** start Extracted records **
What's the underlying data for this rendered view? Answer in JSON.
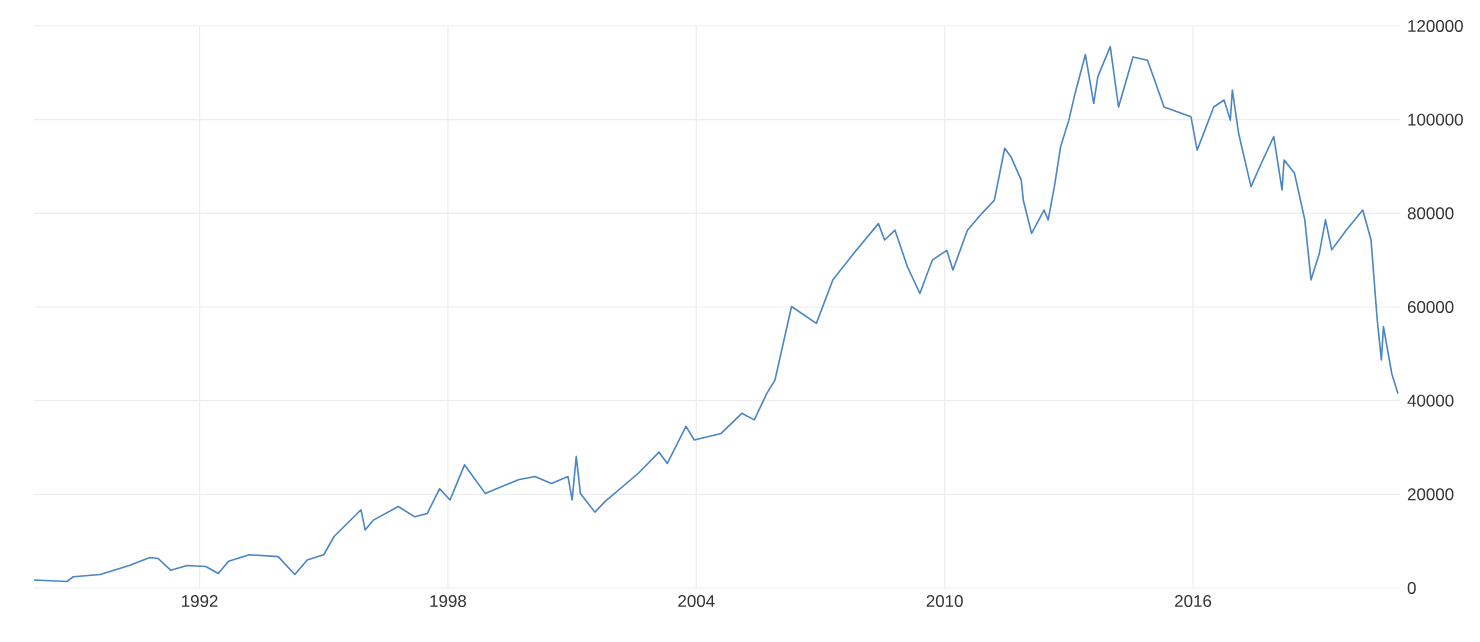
{
  "chart_data": {
    "type": "line",
    "series": [
      {
        "color": "#4a85c4",
        "x": [
          1988.0,
          1988.8,
          1988.95,
          1989.6,
          1990.3,
          1990.8,
          1991.0,
          1991.3,
          1991.7,
          1992.15,
          1992.45,
          1992.7,
          1993.2,
          1993.9,
          1994.3,
          1994.6,
          1995.0,
          1995.25,
          1995.9,
          1996.0,
          1996.2,
          1996.8,
          1997.2,
          1997.5,
          1997.8,
          1998.05,
          1998.4,
          1998.9,
          1999.7,
          2000.1,
          2000.5,
          2000.9,
          2001.0,
          2001.1,
          2001.2,
          2001.55,
          2001.8,
          2002.6,
          2003.1,
          2003.3,
          2003.75,
          2003.95,
          2004.6,
          2005.1,
          2005.4,
          2005.7,
          2005.9,
          2006.3,
          2006.9,
          2007.3,
          2007.8,
          2008.4,
          2008.55,
          2008.8,
          2009.1,
          2009.4,
          2009.7,
          2010.05,
          2010.2,
          2010.55,
          2010.9,
          2011.2,
          2011.45,
          2011.6,
          2011.85,
          2011.9,
          2012.1,
          2012.4,
          2012.5,
          2012.65,
          2012.8,
          2013.0,
          2013.15,
          2013.4,
          2013.6,
          2013.7,
          2014.0,
          2014.2,
          2014.55,
          2014.9,
          2015.1,
          2015.3,
          2015.95,
          2016.1,
          2016.5,
          2016.75,
          2016.9,
          2016.95,
          2017.1,
          2017.25,
          2017.4,
          2017.65,
          2017.95,
          2018.15,
          2018.2,
          2018.45,
          2018.7,
          2018.85,
          2019.05,
          2019.2,
          2019.35,
          2019.7,
          2020.1,
          2020.3,
          2020.45,
          2020.55,
          2020.6,
          2020.8,
          2020.95
        ],
        "values": [
          1700,
          1400,
          2400,
          2900,
          4800,
          6500,
          6300,
          3800,
          4800,
          4600,
          3100,
          5700,
          7100,
          6700,
          2900,
          6000,
          7100,
          11000,
          16700,
          12400,
          14500,
          17400,
          15200,
          15900,
          21200,
          18800,
          26300,
          20200,
          23100,
          23800,
          22300,
          23800,
          18800,
          28100,
          20200,
          16200,
          18500,
          24500,
          29000,
          26600,
          34500,
          31600,
          33000,
          37300,
          35900,
          41500,
          44400,
          60100,
          56500,
          65800,
          71400,
          77800,
          74300,
          76400,
          68600,
          62900,
          70000,
          72100,
          67900,
          76400,
          80000,
          82800,
          93900,
          92100,
          87100,
          82800,
          75700,
          80700,
          78600,
          85700,
          94200,
          99900,
          105600,
          113900,
          103500,
          109200,
          115600,
          102700,
          113400,
          112700,
          107700,
          102700,
          100600,
          93500,
          102700,
          104200,
          99900,
          106300,
          97100,
          91400,
          85700,
          90700,
          96400,
          85000,
          91400,
          88600,
          78600,
          65800,
          71400,
          78600,
          72200,
          76400,
          80700,
          74300,
          57200,
          48700,
          55800,
          45800,
          41500
        ]
      }
    ],
    "xlim": [
      1988,
      2021
    ],
    "xticks": [
      1992,
      1998,
      2004,
      2010,
      2016
    ],
    "ylim": [
      0,
      120000
    ],
    "yticks": [
      0,
      20000,
      40000,
      60000,
      80000,
      100000,
      120000
    ],
    "grid": true
  }
}
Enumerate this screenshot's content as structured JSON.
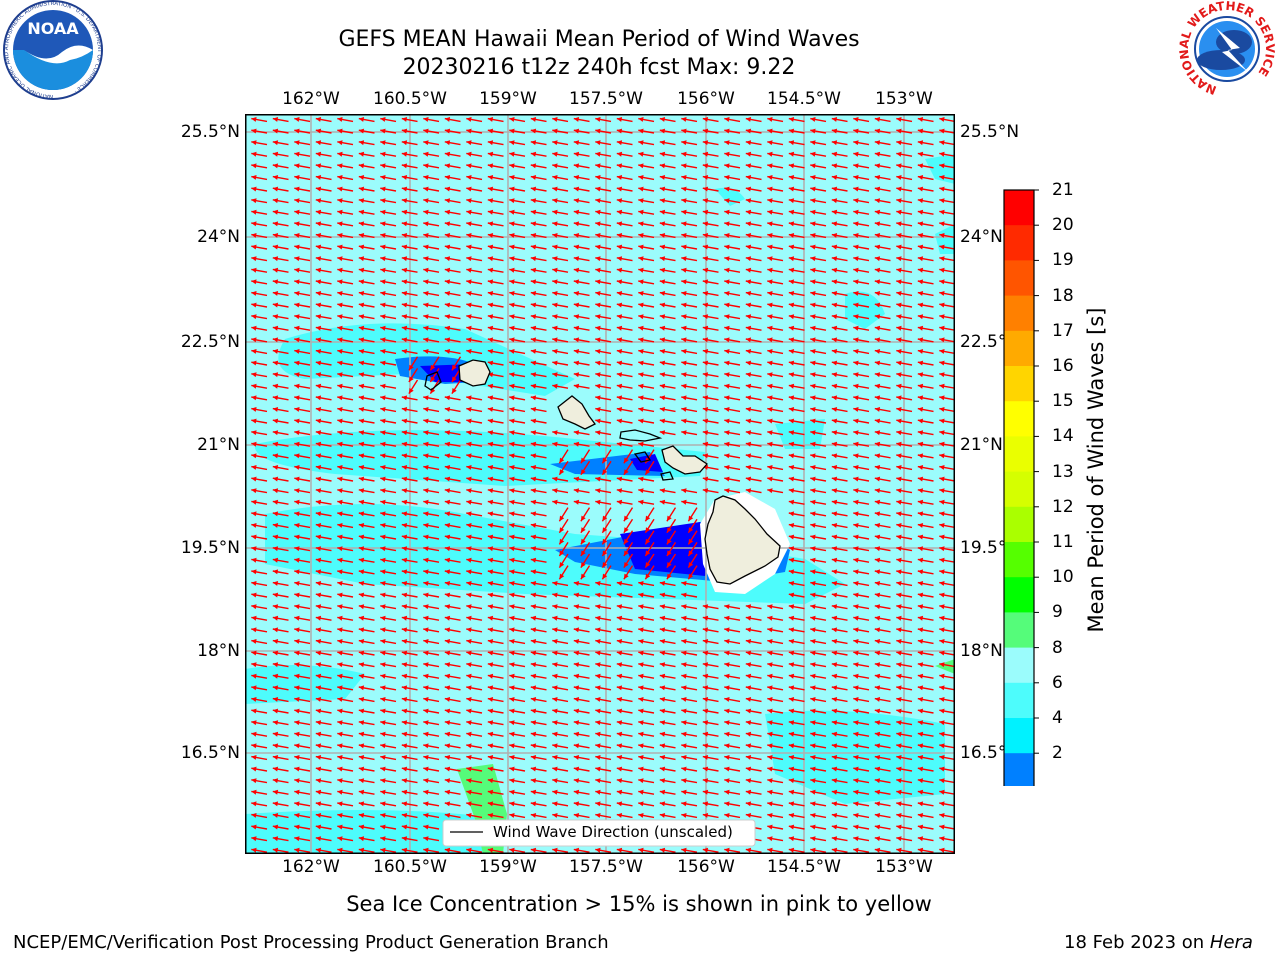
** end Extracted records **
What to do
Show all lines from the listing above in which "JSON" appears.

Reply
What's the underlying data for this rendered view? Answer in JSON.
Enumerate this screenshot's content as structured JSON.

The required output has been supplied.